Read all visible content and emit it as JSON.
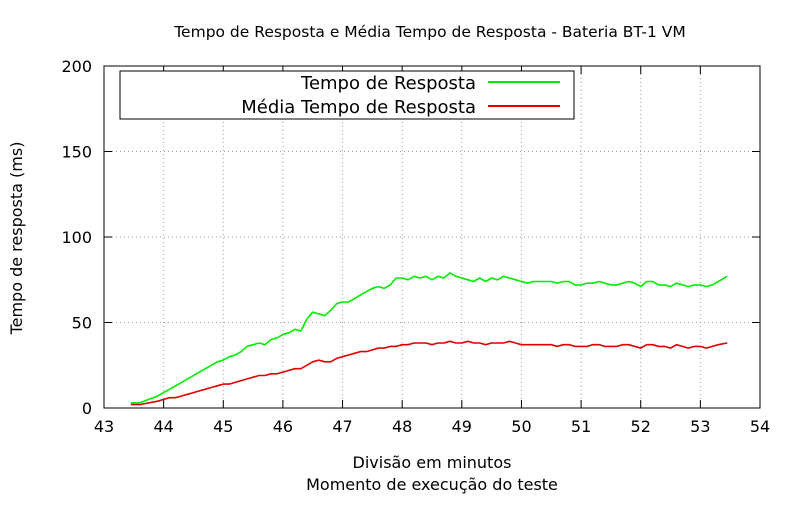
{
  "chart_data": {
    "type": "line",
    "title": "Tempo de Resposta e Média Tempo de Resposta - Bateria BT-1 VM",
    "xlabel": "Divisão em minutos",
    "xlabel2": "Momento de execução do teste",
    "ylabel": "Tempo de resposta (ms)",
    "xlim": [
      43,
      54
    ],
    "ylim": [
      0,
      200
    ],
    "xticks": [
      "43",
      "44",
      "45",
      "46",
      "47",
      "48",
      "49",
      "50",
      "51",
      "52",
      "53",
      "54"
    ],
    "yticks": [
      "0",
      "50",
      "100",
      "150",
      "200"
    ],
    "grid": true,
    "legend_position": "top-left",
    "series": [
      {
        "name": "Tempo de Resposta",
        "color": "#00ee00",
        "x": [
          43.45,
          43.6,
          43.75,
          43.9,
          44.0,
          44.1,
          44.2,
          44.3,
          44.4,
          44.5,
          44.6,
          44.7,
          44.8,
          44.9,
          45.0,
          45.1,
          45.2,
          45.3,
          45.4,
          45.5,
          45.6,
          45.7,
          45.8,
          45.9,
          46.0,
          46.1,
          46.2,
          46.3,
          46.4,
          46.5,
          46.6,
          46.7,
          46.8,
          46.9,
          47.0,
          47.1,
          47.2,
          47.3,
          47.4,
          47.5,
          47.6,
          47.7,
          47.8,
          47.9,
          48.0,
          48.1,
          48.2,
          48.3,
          48.4,
          48.5,
          48.6,
          48.7,
          48.8,
          48.9,
          49.0,
          49.1,
          49.2,
          49.3,
          49.4,
          49.5,
          49.6,
          49.7,
          49.8,
          49.9,
          50.0,
          50.1,
          50.2,
          50.3,
          50.4,
          50.5,
          50.6,
          50.7,
          50.8,
          50.9,
          51.0,
          51.1,
          51.2,
          51.3,
          51.4,
          51.5,
          51.6,
          51.7,
          51.8,
          51.9,
          52.0,
          52.1,
          52.2,
          52.3,
          52.4,
          52.5,
          52.6,
          52.7,
          52.8,
          52.9,
          53.0,
          53.1,
          53.2,
          53.3,
          53.45
        ],
        "y": [
          3,
          3,
          5,
          7,
          9,
          11,
          13,
          15,
          17,
          19,
          21,
          23,
          25,
          27,
          28,
          30,
          31,
          33,
          36,
          37,
          38,
          37,
          40,
          41,
          43,
          44,
          46,
          45,
          52,
          56,
          55,
          54,
          57,
          61,
          62,
          62,
          64,
          66,
          68,
          70,
          71,
          70,
          72,
          76,
          76,
          75,
          77,
          76,
          77,
          75,
          77,
          76,
          79,
          77,
          76,
          75,
          74,
          76,
          74,
          76,
          75,
          77,
          76,
          75,
          74,
          73,
          74,
          74,
          74,
          74,
          73,
          74,
          74,
          72,
          72,
          73,
          73,
          74,
          73,
          72,
          72,
          73,
          74,
          73,
          71,
          74,
          74,
          72,
          72,
          71,
          73,
          72,
          71,
          72,
          72,
          71,
          72,
          74,
          77
        ]
      },
      {
        "name": "Média Tempo de Resposta",
        "color": "#dd0000",
        "x": [
          43.45,
          43.6,
          43.75,
          43.9,
          44.0,
          44.1,
          44.2,
          44.3,
          44.4,
          44.5,
          44.6,
          44.7,
          44.8,
          44.9,
          45.0,
          45.1,
          45.2,
          45.3,
          45.4,
          45.5,
          45.6,
          45.7,
          45.8,
          45.9,
          46.0,
          46.1,
          46.2,
          46.3,
          46.4,
          46.5,
          46.6,
          46.7,
          46.8,
          46.9,
          47.0,
          47.1,
          47.2,
          47.3,
          47.4,
          47.5,
          47.6,
          47.7,
          47.8,
          47.9,
          48.0,
          48.1,
          48.2,
          48.3,
          48.4,
          48.5,
          48.6,
          48.7,
          48.8,
          48.9,
          49.0,
          49.1,
          49.2,
          49.3,
          49.4,
          49.5,
          49.6,
          49.7,
          49.8,
          49.9,
          50.0,
          50.1,
          50.2,
          50.3,
          50.4,
          50.5,
          50.6,
          50.7,
          50.8,
          50.9,
          51.0,
          51.1,
          51.2,
          51.3,
          51.4,
          51.5,
          51.6,
          51.7,
          51.8,
          51.9,
          52.0,
          52.1,
          52.2,
          52.3,
          52.4,
          52.5,
          52.6,
          52.7,
          52.8,
          52.9,
          53.0,
          53.1,
          53.2,
          53.3,
          53.45
        ],
        "y": [
          2,
          2,
          3,
          4,
          5,
          6,
          6,
          7,
          8,
          9,
          10,
          11,
          12,
          13,
          14,
          14,
          15,
          16,
          17,
          18,
          19,
          19,
          20,
          20,
          21,
          22,
          23,
          23,
          25,
          27,
          28,
          27,
          27,
          29,
          30,
          31,
          32,
          33,
          33,
          34,
          35,
          35,
          36,
          36,
          37,
          37,
          38,
          38,
          38,
          37,
          38,
          38,
          39,
          38,
          38,
          39,
          38,
          38,
          37,
          38,
          38,
          38,
          39,
          38,
          37,
          37,
          37,
          37,
          37,
          37,
          36,
          37,
          37,
          36,
          36,
          36,
          37,
          37,
          36,
          36,
          36,
          37,
          37,
          36,
          35,
          37,
          37,
          36,
          36,
          35,
          37,
          36,
          35,
          36,
          36,
          35,
          36,
          37,
          38
        ]
      }
    ]
  }
}
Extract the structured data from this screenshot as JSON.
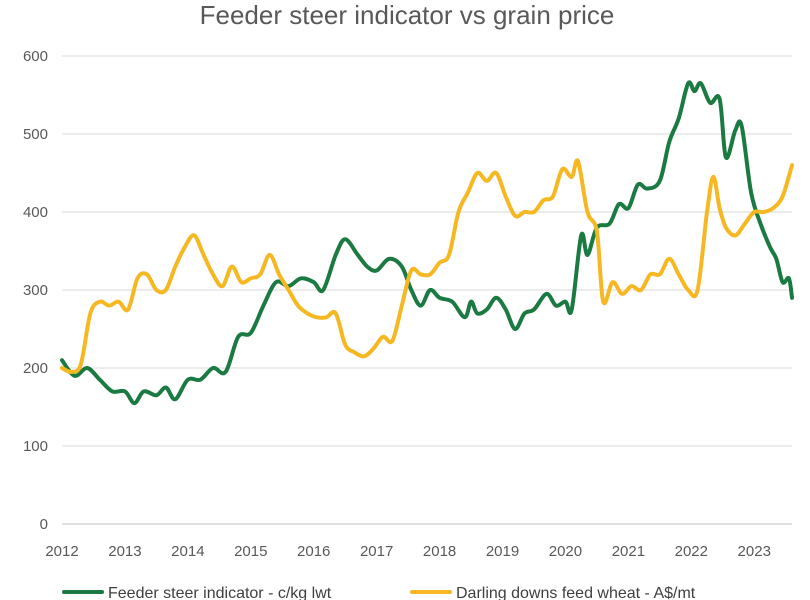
{
  "chart_data": {
    "type": "line",
    "title": "Feeder steer indicator vs grain price",
    "xlabel": "",
    "ylabel": "",
    "xlim": [
      2012,
      2023.6
    ],
    "ylim": [
      0,
      600
    ],
    "x_ticks": [
      "2012",
      "2013",
      "2014",
      "2015",
      "2016",
      "2017",
      "2018",
      "2019",
      "2020",
      "2021",
      "2022",
      "2023"
    ],
    "y_ticks": [
      "0",
      "100",
      "200",
      "300",
      "400",
      "500",
      "600"
    ],
    "grid": true,
    "legend": "bottom",
    "series": [
      {
        "name": "Feeder steer indicator - c/kg lwt",
        "color": "#1a7a42",
        "points": [
          [
            2012.0,
            210
          ],
          [
            2012.2,
            190
          ],
          [
            2012.4,
            200
          ],
          [
            2012.6,
            185
          ],
          [
            2012.8,
            170
          ],
          [
            2013.0,
            170
          ],
          [
            2013.15,
            155
          ],
          [
            2013.3,
            170
          ],
          [
            2013.5,
            165
          ],
          [
            2013.65,
            175
          ],
          [
            2013.8,
            160
          ],
          [
            2014.0,
            185
          ],
          [
            2014.2,
            185
          ],
          [
            2014.4,
            200
          ],
          [
            2014.6,
            195
          ],
          [
            2014.8,
            240
          ],
          [
            2015.0,
            245
          ],
          [
            2015.2,
            280
          ],
          [
            2015.4,
            310
          ],
          [
            2015.6,
            305
          ],
          [
            2015.8,
            315
          ],
          [
            2016.0,
            310
          ],
          [
            2016.15,
            300
          ],
          [
            2016.35,
            345
          ],
          [
            2016.5,
            365
          ],
          [
            2016.7,
            345
          ],
          [
            2016.85,
            330
          ],
          [
            2017.0,
            325
          ],
          [
            2017.2,
            340
          ],
          [
            2017.4,
            330
          ],
          [
            2017.55,
            300
          ],
          [
            2017.7,
            280
          ],
          [
            2017.85,
            300
          ],
          [
            2018.0,
            290
          ],
          [
            2018.2,
            285
          ],
          [
            2018.4,
            265
          ],
          [
            2018.5,
            285
          ],
          [
            2018.6,
            270
          ],
          [
            2018.75,
            275
          ],
          [
            2018.9,
            290
          ],
          [
            2019.05,
            275
          ],
          [
            2019.2,
            250
          ],
          [
            2019.35,
            270
          ],
          [
            2019.5,
            275
          ],
          [
            2019.7,
            295
          ],
          [
            2019.85,
            280
          ],
          [
            2020.0,
            285
          ],
          [
            2020.1,
            275
          ],
          [
            2020.25,
            370
          ],
          [
            2020.35,
            345
          ],
          [
            2020.5,
            380
          ],
          [
            2020.7,
            385
          ],
          [
            2020.85,
            410
          ],
          [
            2021.0,
            405
          ],
          [
            2021.15,
            435
          ],
          [
            2021.3,
            430
          ],
          [
            2021.5,
            440
          ],
          [
            2021.65,
            490
          ],
          [
            2021.8,
            520
          ],
          [
            2021.95,
            565
          ],
          [
            2022.05,
            555
          ],
          [
            2022.15,
            565
          ],
          [
            2022.3,
            540
          ],
          [
            2022.45,
            545
          ],
          [
            2022.55,
            470
          ],
          [
            2022.7,
            505
          ],
          [
            2022.8,
            510
          ],
          [
            2022.95,
            425
          ],
          [
            2023.1,
            385
          ],
          [
            2023.25,
            355
          ],
          [
            2023.35,
            340
          ],
          [
            2023.45,
            310
          ],
          [
            2023.55,
            315
          ],
          [
            2023.6,
            290
          ]
        ]
      },
      {
        "name": "Darling downs feed wheat - A$/mt",
        "color": "#f5b823",
        "points": [
          [
            2012.0,
            200
          ],
          [
            2012.15,
            195
          ],
          [
            2012.3,
            205
          ],
          [
            2012.45,
            270
          ],
          [
            2012.6,
            285
          ],
          [
            2012.75,
            280
          ],
          [
            2012.9,
            285
          ],
          [
            2013.05,
            275
          ],
          [
            2013.2,
            315
          ],
          [
            2013.35,
            320
          ],
          [
            2013.5,
            300
          ],
          [
            2013.65,
            300
          ],
          [
            2013.8,
            330
          ],
          [
            2013.95,
            355
          ],
          [
            2014.1,
            370
          ],
          [
            2014.25,
            345
          ],
          [
            2014.4,
            320
          ],
          [
            2014.55,
            305
          ],
          [
            2014.7,
            330
          ],
          [
            2014.85,
            310
          ],
          [
            2015.0,
            315
          ],
          [
            2015.15,
            320
          ],
          [
            2015.3,
            345
          ],
          [
            2015.45,
            320
          ],
          [
            2015.6,
            300
          ],
          [
            2015.75,
            280
          ],
          [
            2015.9,
            270
          ],
          [
            2016.05,
            265
          ],
          [
            2016.2,
            265
          ],
          [
            2016.35,
            270
          ],
          [
            2016.5,
            230
          ],
          [
            2016.65,
            220
          ],
          [
            2016.8,
            215
          ],
          [
            2016.95,
            225
          ],
          [
            2017.1,
            240
          ],
          [
            2017.25,
            235
          ],
          [
            2017.4,
            280
          ],
          [
            2017.55,
            325
          ],
          [
            2017.7,
            320
          ],
          [
            2017.85,
            320
          ],
          [
            2018.0,
            335
          ],
          [
            2018.15,
            345
          ],
          [
            2018.3,
            400
          ],
          [
            2018.45,
            425
          ],
          [
            2018.6,
            450
          ],
          [
            2018.75,
            440
          ],
          [
            2018.9,
            450
          ],
          [
            2019.05,
            420
          ],
          [
            2019.2,
            395
          ],
          [
            2019.35,
            400
          ],
          [
            2019.5,
            400
          ],
          [
            2019.65,
            415
          ],
          [
            2019.8,
            420
          ],
          [
            2019.95,
            455
          ],
          [
            2020.1,
            445
          ],
          [
            2020.2,
            465
          ],
          [
            2020.35,
            400
          ],
          [
            2020.5,
            375
          ],
          [
            2020.6,
            285
          ],
          [
            2020.75,
            310
          ],
          [
            2020.9,
            295
          ],
          [
            2021.05,
            305
          ],
          [
            2021.2,
            300
          ],
          [
            2021.35,
            320
          ],
          [
            2021.5,
            320
          ],
          [
            2021.65,
            340
          ],
          [
            2021.8,
            320
          ],
          [
            2021.95,
            300
          ],
          [
            2022.1,
            300
          ],
          [
            2022.25,
            400
          ],
          [
            2022.35,
            445
          ],
          [
            2022.45,
            405
          ],
          [
            2022.55,
            380
          ],
          [
            2022.7,
            370
          ],
          [
            2022.85,
            385
          ],
          [
            2023.0,
            400
          ],
          [
            2023.15,
            400
          ],
          [
            2023.3,
            405
          ],
          [
            2023.45,
            420
          ],
          [
            2023.6,
            460
          ]
        ]
      }
    ]
  }
}
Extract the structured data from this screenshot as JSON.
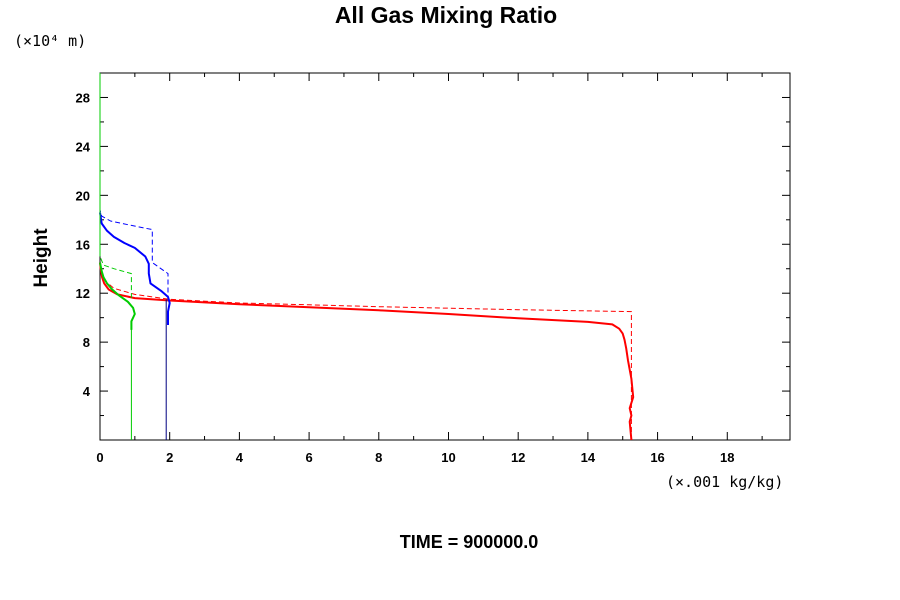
{
  "title": "All Gas Mixing Ratio",
  "y_units": "(×10⁴ m)",
  "x_units": "(×.001 kg/kg)",
  "y_axis_label": "Height",
  "time_label": "TIME = 900000.0",
  "chart_data": {
    "type": "line",
    "title": "All Gas Mixing Ratio",
    "xlabel": "(×.001 kg/kg)",
    "ylabel": "Height",
    "xlim": [
      0,
      19.8
    ],
    "ylim": [
      0,
      30
    ],
    "xticks": [
      0,
      2,
      4,
      6,
      8,
      10,
      12,
      14,
      16,
      18
    ],
    "yticks": [
      4,
      8,
      12,
      16,
      20,
      24,
      28
    ],
    "grid": false,
    "series": [
      {
        "color": "#ff0000",
        "style": "solid",
        "width": 2,
        "points": [
          [
            15.25,
            0
          ],
          [
            15.2,
            1.5
          ],
          [
            15.25,
            2
          ],
          [
            15.2,
            2.6
          ],
          [
            15.3,
            3.5
          ],
          [
            15.25,
            5
          ],
          [
            15.15,
            6.5
          ],
          [
            15.1,
            7.5
          ],
          [
            15.05,
            8.2
          ],
          [
            15.0,
            8.7
          ],
          [
            14.9,
            9.1
          ],
          [
            14.7,
            9.45
          ],
          [
            14.0,
            9.65
          ],
          [
            12.0,
            9.95
          ],
          [
            10.0,
            10.3
          ],
          [
            8.0,
            10.6
          ],
          [
            6.0,
            10.85
          ],
          [
            4.0,
            11.1
          ],
          [
            2.0,
            11.4
          ],
          [
            1.0,
            11.6
          ],
          [
            0.5,
            11.9
          ],
          [
            0.25,
            12.3
          ],
          [
            0.12,
            12.8
          ],
          [
            0.06,
            13.3
          ],
          [
            0.02,
            14.0
          ],
          [
            0,
            14.5
          ]
        ]
      },
      {
        "color": "#ff0000",
        "style": "dashed",
        "width": 1,
        "points": [
          [
            15.25,
            0
          ],
          [
            15.25,
            10.5
          ],
          [
            12.0,
            10.65
          ],
          [
            8.0,
            10.9
          ],
          [
            6.0,
            11.05
          ],
          [
            4.0,
            11.2
          ],
          [
            2.0,
            11.5
          ],
          [
            1.0,
            11.9
          ],
          [
            0.4,
            12.4
          ],
          [
            0.15,
            13.0
          ],
          [
            0.05,
            13.6
          ],
          [
            0,
            14.0
          ]
        ]
      },
      {
        "color": "#0000ff",
        "style": "solid",
        "width": 2,
        "points": [
          [
            1.95,
            9.4
          ],
          [
            1.95,
            10.5
          ],
          [
            2.0,
            11.2
          ],
          [
            1.95,
            11.7
          ],
          [
            1.75,
            12.2
          ],
          [
            1.45,
            12.8
          ],
          [
            1.4,
            13.6
          ],
          [
            1.4,
            14.4
          ],
          [
            1.3,
            15.0
          ],
          [
            1.0,
            15.7
          ],
          [
            0.7,
            16.1
          ],
          [
            0.4,
            16.6
          ],
          [
            0.2,
            17.1
          ],
          [
            0.05,
            17.7
          ],
          [
            0,
            18.6
          ]
        ]
      },
      {
        "color": "#0000ff",
        "style": "dashed",
        "width": 1,
        "points": [
          [
            1.95,
            11.4
          ],
          [
            1.95,
            13.6
          ],
          [
            1.5,
            14.5
          ],
          [
            1.5,
            17.2
          ],
          [
            0.8,
            17.6
          ],
          [
            0.3,
            17.9
          ],
          [
            0.05,
            18.3
          ],
          [
            0,
            18.8
          ]
        ]
      },
      {
        "color": "#000080",
        "style": "solid",
        "width": 1,
        "points": [
          [
            1.9,
            0
          ],
          [
            1.9,
            11.5
          ]
        ]
      },
      {
        "color": "#00cc00",
        "style": "solid",
        "width": 2,
        "points": [
          [
            0.9,
            9.0
          ],
          [
            0.9,
            9.7
          ],
          [
            1.0,
            10.3
          ],
          [
            0.95,
            10.8
          ],
          [
            0.8,
            11.3
          ],
          [
            0.55,
            11.8
          ],
          [
            0.35,
            12.3
          ],
          [
            0.2,
            12.8
          ],
          [
            0.1,
            13.3
          ],
          [
            0.05,
            13.8
          ],
          [
            0,
            14.5
          ]
        ]
      },
      {
        "color": "#00cc00",
        "style": "dashed",
        "width": 1,
        "points": [
          [
            0.9,
            11.6
          ],
          [
            0.9,
            13.6
          ],
          [
            0.4,
            14.0
          ],
          [
            0.1,
            14.3
          ],
          [
            0,
            15.0
          ]
        ]
      },
      {
        "color": "#00cc00",
        "style": "solid",
        "width": 1,
        "points": [
          [
            0.9,
            0
          ],
          [
            0.9,
            9.2
          ]
        ]
      },
      {
        "color": "#00cc00",
        "style": "solid",
        "width": 1,
        "points": [
          [
            0,
            15.0
          ],
          [
            0,
            30
          ]
        ]
      }
    ]
  }
}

Prompt
Copy every single line of the material above that holds "indicator".

Task response
    "title": "Feeder steer indicator vs grain price",
        "name": "Feeder steer indicator - c/kg lwt",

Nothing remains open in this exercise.